# EXERCISE PROMPT:
Pick out and copy each line of the material below that contains the word "above".

# Dataset records:
=-=-=-=-=
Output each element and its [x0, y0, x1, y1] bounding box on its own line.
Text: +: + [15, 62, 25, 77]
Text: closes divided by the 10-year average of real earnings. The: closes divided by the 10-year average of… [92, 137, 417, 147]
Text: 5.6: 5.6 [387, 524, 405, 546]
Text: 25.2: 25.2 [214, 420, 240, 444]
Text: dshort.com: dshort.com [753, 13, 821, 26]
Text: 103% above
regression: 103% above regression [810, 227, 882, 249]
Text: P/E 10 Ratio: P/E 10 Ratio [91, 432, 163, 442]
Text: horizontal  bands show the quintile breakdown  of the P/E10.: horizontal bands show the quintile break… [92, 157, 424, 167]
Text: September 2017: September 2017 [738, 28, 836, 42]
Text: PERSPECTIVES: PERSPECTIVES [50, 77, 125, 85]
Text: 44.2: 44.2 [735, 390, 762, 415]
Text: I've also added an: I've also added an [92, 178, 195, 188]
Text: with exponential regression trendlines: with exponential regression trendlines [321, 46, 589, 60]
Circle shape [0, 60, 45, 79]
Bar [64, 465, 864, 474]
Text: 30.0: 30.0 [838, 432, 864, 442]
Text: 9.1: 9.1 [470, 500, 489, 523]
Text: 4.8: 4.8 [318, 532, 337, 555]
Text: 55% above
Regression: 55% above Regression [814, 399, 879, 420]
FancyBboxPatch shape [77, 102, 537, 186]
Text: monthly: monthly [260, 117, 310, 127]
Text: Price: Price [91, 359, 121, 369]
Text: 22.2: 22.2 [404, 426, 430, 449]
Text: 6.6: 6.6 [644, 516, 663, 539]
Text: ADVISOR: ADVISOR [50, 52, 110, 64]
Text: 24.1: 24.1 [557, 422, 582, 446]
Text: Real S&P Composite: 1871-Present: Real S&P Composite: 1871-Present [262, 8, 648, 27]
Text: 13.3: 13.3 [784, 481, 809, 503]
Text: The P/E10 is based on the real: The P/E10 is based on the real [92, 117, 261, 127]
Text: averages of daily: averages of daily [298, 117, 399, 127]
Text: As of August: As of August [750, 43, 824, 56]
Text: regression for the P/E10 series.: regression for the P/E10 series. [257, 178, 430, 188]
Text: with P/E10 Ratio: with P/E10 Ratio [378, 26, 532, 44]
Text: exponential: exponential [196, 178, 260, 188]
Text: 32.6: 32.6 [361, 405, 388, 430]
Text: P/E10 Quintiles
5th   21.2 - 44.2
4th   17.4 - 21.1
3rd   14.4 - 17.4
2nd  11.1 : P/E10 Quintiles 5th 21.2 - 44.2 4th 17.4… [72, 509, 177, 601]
=-=-=-=-=
# TASK ANSWER:
Text: 103% above
regression: 103% above regression [810, 227, 882, 249]
Text: 55% above
Regression: 55% above Regression [814, 399, 879, 420]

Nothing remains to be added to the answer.